══ Data excerpts

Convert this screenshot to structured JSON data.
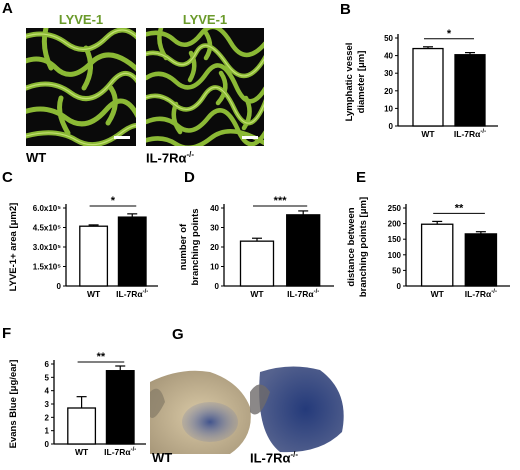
{
  "panels": {
    "A": {
      "letter": "A",
      "stain_label": "LYVE-1",
      "genotype_left": "WT",
      "genotype_right_main": "IL-7R",
      "genotype_right_sup": "-/-",
      "alpha": "α"
    },
    "G": {
      "letter": "G",
      "genotype_left": "WT",
      "genotype_right_main": "IL-7R",
      "genotype_right_sup": "-/-",
      "alpha": "α"
    }
  },
  "colors": {
    "vessel": "#9acc3a",
    "bar_wt": "#ffffff",
    "bar_ko": "#000000"
  },
  "chart_data": [
    {
      "panel": "B",
      "type": "bar",
      "categories": [
        "WT",
        "IL-7Rα-/-"
      ],
      "values": [
        44,
        40.5
      ],
      "errors": [
        1.0,
        1.2
      ],
      "ylabel_line1": "Lymphatic vessel",
      "ylabel_line2": "diameter [μm]",
      "ylim": [
        0,
        50
      ],
      "yticks": [
        "0",
        "10",
        "20",
        "30",
        "40",
        "50"
      ],
      "ytick_values": [
        0,
        10,
        20,
        30,
        40,
        50
      ],
      "significance": "*"
    },
    {
      "panel": "C",
      "type": "bar",
      "categories": [
        "WT",
        "IL-7Rα-/-"
      ],
      "values": [
        460000,
        530000
      ],
      "errors": [
        10000,
        25000
      ],
      "ylabel_line1": "LYVE-1+ area [μm2]",
      "ylim": [
        0,
        600000
      ],
      "yticks": [
        "0",
        "1.5x10⁵",
        "3.0x10⁵",
        "4.5x10⁵",
        "6.0x10⁵"
      ],
      "ytick_values": [
        0,
        150000,
        300000,
        450000,
        600000
      ],
      "significance": "*"
    },
    {
      "panel": "D",
      "type": "bar",
      "categories": [
        "WT",
        "IL-7Rα-/-"
      ],
      "values": [
        23,
        36.5
      ],
      "errors": [
        1.5,
        2.0
      ],
      "ylabel_line1": "number of",
      "ylabel_line2": "branching points",
      "ylim": [
        0,
        40
      ],
      "yticks": [
        "0",
        "10",
        "20",
        "30",
        "40"
      ],
      "ytick_values": [
        0,
        10,
        20,
        30,
        40
      ],
      "significance": "***"
    },
    {
      "panel": "E",
      "type": "bar",
      "categories": [
        "WT",
        "IL-7Rα-/-"
      ],
      "values": [
        198,
        167
      ],
      "errors": [
        9,
        7
      ],
      "ylabel_line1": "distance between",
      "ylabel_line2": "branching points [μm]",
      "ylim": [
        0,
        250
      ],
      "yticks": [
        "0",
        "50",
        "100",
        "150",
        "200",
        "250"
      ],
      "ytick_values": [
        0,
        50,
        100,
        150,
        200,
        250
      ],
      "significance": "**"
    },
    {
      "panel": "F",
      "type": "bar",
      "categories": [
        "WT",
        "IL-7Rα-/-"
      ],
      "values": [
        2.7,
        5.5
      ],
      "errors": [
        0.85,
        0.35
      ],
      "ylabel_line1": "Evans Blue [μg/ear]",
      "ylim": [
        0,
        6
      ],
      "yticks": [
        "0",
        "1",
        "2",
        "3",
        "4",
        "5",
        "6"
      ],
      "ytick_values": [
        0,
        1,
        2,
        3,
        4,
        5,
        6
      ],
      "significance": "**"
    }
  ]
}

════

Given instruction - Omit the pictures. Output every record above word for word.

Finished answer -
Convert this screenshot to structured JSON data.
{
  "panels": {
    "A": {
      "letter": "A",
      "stain_label": "LYVE-1",
      "genotype_left": "WT",
      "genotype_right_main": "IL-7R",
      "genotype_right_sup": "-/-",
      "alpha": "α"
    },
    "G": {
      "letter": "G",
      "genotype_left": "WT",
      "genotype_right_main": "IL-7R",
      "genotype_right_sup": "-/-",
      "alpha": "α"
    }
  },
  "colors": {
    "vessel": "#9acc3a",
    "bar_wt": "#ffffff",
    "bar_ko": "#000000"
  },
  "chart_data": [
    {
      "panel": "B",
      "type": "bar",
      "categories": [
        "WT",
        "IL-7Rα-/-"
      ],
      "values": [
        44,
        40.5
      ],
      "errors": [
        1.0,
        1.2
      ],
      "ylabel_line1": "Lymphatic vessel",
      "ylabel_line2": "diameter [μm]",
      "ylim": [
        0,
        50
      ],
      "yticks": [
        "0",
        "10",
        "20",
        "30",
        "40",
        "50"
      ],
      "ytick_values": [
        0,
        10,
        20,
        30,
        40,
        50
      ],
      "significance": "*"
    },
    {
      "panel": "C",
      "type": "bar",
      "categories": [
        "WT",
        "IL-7Rα-/-"
      ],
      "values": [
        460000,
        530000
      ],
      "errors": [
        10000,
        25000
      ],
      "ylabel_line1": "LYVE-1+ area [μm2]",
      "ylim": [
        0,
        600000
      ],
      "yticks": [
        "0",
        "1.5x10⁵",
        "3.0x10⁵",
        "4.5x10⁵",
        "6.0x10⁵"
      ],
      "ytick_values": [
        0,
        150000,
        300000,
        450000,
        600000
      ],
      "significance": "*"
    },
    {
      "panel": "D",
      "type": "bar",
      "categories": [
        "WT",
        "IL-7Rα-/-"
      ],
      "values": [
        23,
        36.5
      ],
      "errors": [
        1.5,
        2.0
      ],
      "ylabel_line1": "number of",
      "ylabel_line2": "branching points",
      "ylim": [
        0,
        40
      ],
      "yticks": [
        "0",
        "10",
        "20",
        "30",
        "40"
      ],
      "ytick_values": [
        0,
        10,
        20,
        30,
        40
      ],
      "significance": "***"
    },
    {
      "panel": "E",
      "type": "bar",
      "categories": [
        "WT",
        "IL-7Rα-/-"
      ],
      "values": [
        198,
        167
      ],
      "errors": [
        9,
        7
      ],
      "ylabel_line1": "distance between",
      "ylabel_line2": "branching points [μm]",
      "ylim": [
        0,
        250
      ],
      "yticks": [
        "0",
        "50",
        "100",
        "150",
        "200",
        "250"
      ],
      "ytick_values": [
        0,
        50,
        100,
        150,
        200,
        250
      ],
      "significance": "**"
    },
    {
      "panel": "F",
      "type": "bar",
      "categories": [
        "WT",
        "IL-7Rα-/-"
      ],
      "values": [
        2.7,
        5.5
      ],
      "errors": [
        0.85,
        0.35
      ],
      "ylabel_line1": "Evans Blue [μg/ear]",
      "ylim": [
        0,
        6
      ],
      "yticks": [
        "0",
        "1",
        "2",
        "3",
        "4",
        "5",
        "6"
      ],
      "ytick_values": [
        0,
        1,
        2,
        3,
        4,
        5,
        6
      ],
      "significance": "**"
    }
  ]
}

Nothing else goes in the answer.